The records:
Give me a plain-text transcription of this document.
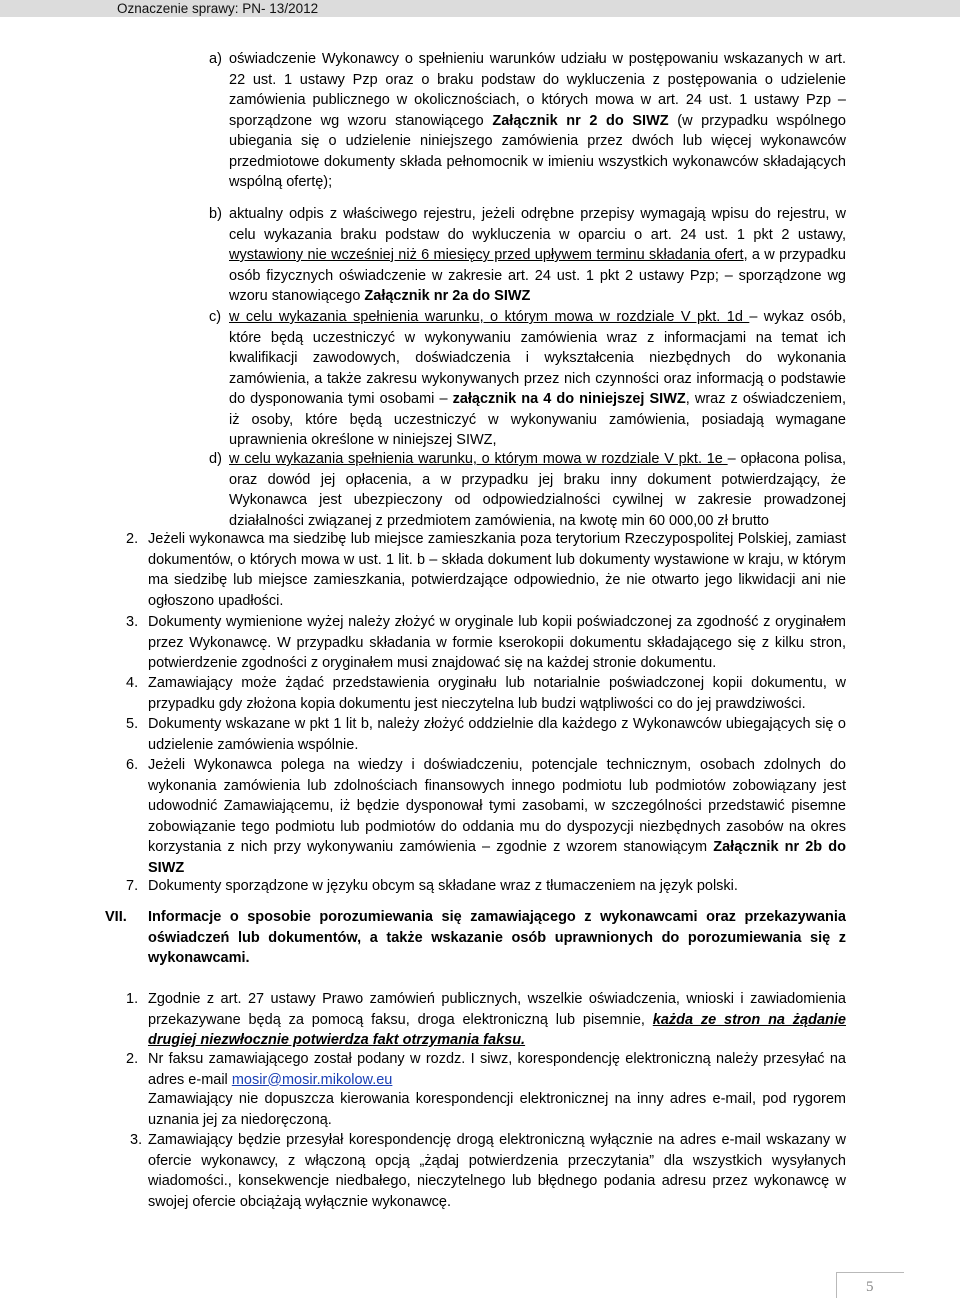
Oznaczenie sprawy: PN- 13/2012
a) oświadczenie Wykonawcy o spełnieniu warunków udziału w postępowaniu wskazanych w art. 22 ust. 1 ustawy Pzp oraz o braku podstaw do wykluczenia z postępowania o udzielenie zamówienia publicznego w okolicznościach, o których mowa w art. 24 ust. 1 ustawy Pzp – sporządzone wg wzoru stanowiącego Załącznik nr 2 do SIWZ (w przypadku wspólnego ubiegania się o udzielenie niniejszego zamówienia przez dwóch lub więcej wykonawców przedmiotowe dokumenty składa pełnomocnik w imieniu wszystkich wykonawców składających wspólną ofertę);
b) aktualny odpis z właściwego rejestru, jeżeli odrębne przepisy wymagają wpisu do rejestru, w celu wykazania braku podstaw do wykluczenia w oparciu o art. 24 ust. 1 pkt 2 ustawy, wystawiony nie wcześniej niż 6 miesięcy przed upływem terminu składania ofert, a w przypadku osób fizycznych oświadczenie w zakresie art. 24 ust. 1 pkt 2 ustawy Pzp; – sporządzone wg wzoru stanowiącego Załącznik nr 2a do SIWZ
c) w celu wykazania spełnienia warunku, o którym mowa w rozdziale V pkt. 1d – wykaz osób, które będą uczestniczyć w wykonywaniu zamówienia wraz z informacjami na temat ich kwalifikacji zawodowych, doświadczenia i wykształcenia niezbędnych do wykonania zamówienia, a także zakresu wykonywanych przez nich czynności oraz informacją o podstawie do dysponowania tymi osobami – załącznik na 4 do niniejszej SIWZ, wraz z oświadczeniem, iż osoby, które będą uczestniczyć w wykonywaniu zamówienia, posiadają wymagane uprawnienia określone w niniejszej SIWZ,
d) w celu wykazania spełnienia warunku, o którym mowa w rozdziale V pkt. 1e – opłacona polisa, oraz dowód jej opłacenia, a w przypadku jej braku inny dokument potwierdzający, że Wykonawca jest ubezpieczony od odpowiedzialności cywilnej w zakresie prowadzonej działalności związanej z przedmiotem zamówienia, na kwotę min 60 000,00 zł brutto
2. Jeżeli wykonawca ma siedzibę lub miejsce zamieszkania poza terytorium Rzeczypospolitej Polskiej, zamiast dokumentów, o których mowa w ust. 1 lit. b – składa dokument lub dokumenty wystawione w kraju, w którym ma siedzibę lub miejsce zamieszkania, potwierdzające odpowiednio, że nie otwarto jego likwidacji ani nie ogłoszono upadłości.
3. Dokumenty wymienione wyżej należy złożyć w oryginale lub kopii poświadczonej za zgodność z oryginałem przez Wykonawcę. W przypadku składania w formie kserokopii dokumentu składającego się z kilku stron, potwierdzenie zgodności z oryginałem musi znajdować się na każdej stronie dokumentu.
4. Zamawiający może żądać przedstawienia oryginału lub notarialnie poświadczonej kopii dokumentu, w przypadku gdy złożona kopia dokumentu jest nieczytelna lub budzi wątpliwości co do jej prawdziwości.
5. Dokumenty wskazane w pkt 1 lit b, należy złożyć oddzielnie dla każdego z Wykonawców ubiegających się o udzielenie zamówienia wspólnie.
6. Jeżeli Wykonawca polega na wiedzy i doświadczeniu, potencjale technicznym, osobach zdolnych do wykonania zamówienia lub zdolnościach finansowych innego podmiotu lub podmiotów zobowiązany jest udowodnić Zamawiającemu, iż będzie dysponował tymi zasobami, w szczególności przedstawić pisemne zobowiązanie tego podmiotu lub podmiotów do oddania mu do dyspozycji niezbędnych zasobów na okres korzystania z nich przy wykonywaniu zamówienia – zgodnie z wzorem stanowiącym Załącznik nr 2b do SIWZ
7. Dokumenty sporządzone w języku obcym są składane wraz z tłumaczeniem na język polski.
VII. Informacje o sposobie porozumiewania się zamawiającego z wykonawcami oraz przekazywania oświadczeń lub dokumentów, a także wskazanie osób uprawnionych do porozumiewania się z wykonawcami.
1. Zgodnie z art. 27 ustawy Prawo zamówień publicznych, wszelkie oświadczenia, wnioski i zawiadomienia przekazywane będą za pomocą faksu, droga elektroniczną lub pisemnie, każda ze stron na żądanie drugiej niezwłocznie potwierdza fakt otrzymania faksu.
2. Nr faksu zamawiającego został podany w rozdz. I siwz, korespondencję elektroniczną należy przesyłać na adres e-mail mosir@mosir.mikolow.eu
Zamawiający nie dopuszcza kierowania korespondencji elektronicznej na inny adres e-mail, pod rygorem uznania jej za niedoręczoną.
3. Zamawiający będzie przesyłał korespondencję drogą elektroniczną wyłącznie na adres e-mail wskazany w ofercie wykonawcy, z włączoną opcją „żądaj potwierdzenia przeczytania” dla wszystkich wysyłanych wiadomości., konsekwencje niedbałego, nieczytelnego lub błędnego podania adresu przez wykonawcę w swojej ofercie obciążają wyłącznie wykonawcę.
5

Exercise instructions:
Give the material again exactly as it is, but keep the pictures out.

Solution:
Give me a plain-text transcription of this document.
Oznaczenie sprawy: PN- 13/2012
a) oświadczenie Wykonawcy o spełnieniu warunków udziału w postępowaniu wskazanych w art. 22 ust. 1 ustawy Pzp oraz o braku podstaw do wykluczenia z postępowania o udzielenie zamówienia publicznego w okolicznościach, o których mowa w art. 24 ust. 1 ustawy Pzp – sporządzone wg wzoru stanowiącego Załącznik nr 2 do SIWZ (w przypadku wspólnego ubiegania się o udzielenie niniejszego zamówienia przez dwóch lub więcej wykonawców przedmiotowe dokumenty składa pełnomocnik w imieniu wszystkich wykonawców składających wspólną ofertę);
b) aktualny odpis z właściwego rejestru, jeżeli odrębne przepisy wymagają wpisu do rejestru, w celu wykazania braku podstaw do wykluczenia w oparciu o art. 24 ust. 1 pkt 2 ustawy, wystawiony nie wcześniej niż 6 miesięcy przed upływem terminu składania ofert, a w przypadku osób fizycznych oświadczenie w zakresie art. 24 ust. 1 pkt 2 ustawy Pzp; – sporządzone wg wzoru stanowiącego Załącznik nr 2a do SIWZ
c) w celu wykazania spełnienia warunku, o którym mowa w rozdziale V pkt. 1d – wykaz osób, które będą uczestniczyć w wykonywaniu zamówienia wraz z informacjami na temat ich kwalifikacji zawodowych, doświadczenia i wykształcenia niezbędnych do wykonania zamówienia, a także zakresu wykonywanych przez nich czynności oraz informacją o podstawie do dysponowania tymi osobami – załącznik na 4 do niniejszej SIWZ, wraz z oświadczeniem, iż osoby, które będą uczestniczyć w wykonywaniu zamówienia, posiadają wymagane uprawnienia określone w niniejszej SIWZ,
d) w celu wykazania spełnienia warunku, o którym mowa w rozdziale V pkt. 1e – opłacona polisa, oraz dowód jej opłacenia, a w przypadku jej braku inny dokument potwierdzający, że Wykonawca jest ubezpieczony od odpowiedzialności cywilnej w zakresie prowadzonej działalności związanej z przedmiotem zamówienia, na kwotę min 60 000,00 zł brutto
2. Jeżeli wykonawca ma siedzibę lub miejsce zamieszkania poza terytorium Rzeczypospolitej Polskiej, zamiast dokumentów, o których mowa w ust. 1 lit. b – składa dokument lub dokumenty wystawione w kraju, w którym ma siedzibę lub miejsce zamieszkania, potwierdzające odpowiednio, że nie otwarto jego likwidacji ani nie ogłoszono upadłości.
3. Dokumenty wymienione wyżej należy złożyć w oryginale lub kopii poświadczonej za zgodność z oryginałem przez Wykonawcę. W przypadku składania w formie kserokopii dokumentu składającego się z kilku stron, potwierdzenie zgodności z oryginałem musi znajdować się na każdej stronie dokumentu.
4. Zamawiający może żądać przedstawienia oryginału lub notarialnie poświadczonej kopii dokumentu, w przypadku gdy złożona kopia dokumentu jest nieczytelna lub budzi wątpliwości co do jej prawdziwości.
5. Dokumenty wskazane w pkt 1 lit b, należy złożyć oddzielnie dla każdego z Wykonawców ubiegających się o udzielenie zamówienia wspólnie.
6. Jeżeli Wykonawca polega na wiedzy i doświadczeniu, potencjale technicznym, osobach zdolnych do wykonania zamówienia lub zdolnościach finansowych innego podmiotu lub podmiotów zobowiązany jest udowodnić Zamawiającemu, iż będzie dysponował tymi zasobami, w szczególności przedstawić pisemne zobowiązanie tego podmiotu lub podmiotów do oddania mu do dyspozycji niezbędnych zasobów na okres korzystania z nich przy wykonywaniu zamówienia – zgodnie z wzorem stanowiącym Załącznik nr 2b do SIWZ
7. Dokumenty sporządzone w języku obcym są składane wraz z tłumaczeniem na język polski.
VII. Informacje o sposobie porozumiewania się zamawiającego z wykonawcami oraz przekazywania oświadczeń lub dokumentów, a także wskazanie osób uprawnionych do porozumiewania się z wykonawcami.
1. Zgodnie z art. 27 ustawy Prawo zamówień publicznych, wszelkie oświadczenia, wnioski i zawiadomienia przekazywane będą za pomocą faksu, droga elektroniczną lub pisemnie, każda ze stron na żądanie drugiej niezwłocznie potwierdza fakt otrzymania faksu.
2. Nr faksu zamawiającego został podany w rozdz. I siwz, korespondencję elektroniczną należy przesyłać na adres e-mail mosir@mosir.mikolow.eu
Zamawiający nie dopuszcza kierowania korespondencji elektronicznej na inny adres e-mail, pod rygorem uznania jej za niedoręczoną.
3. Zamawiający będzie przesyłał korespondencję drogą elektroniczną wyłącznie na adres e-mail wskazany w ofercie wykonawcy, z włączoną opcją „żądaj potwierdzenia przeczytania” dla wszystkich wysyłanych wiadomości., konsekwencje niedbałego, nieczytelnego lub błędnego podania adresu przez wykonawcę w swojej ofercie obciążają wyłącznie wykonawcę.
5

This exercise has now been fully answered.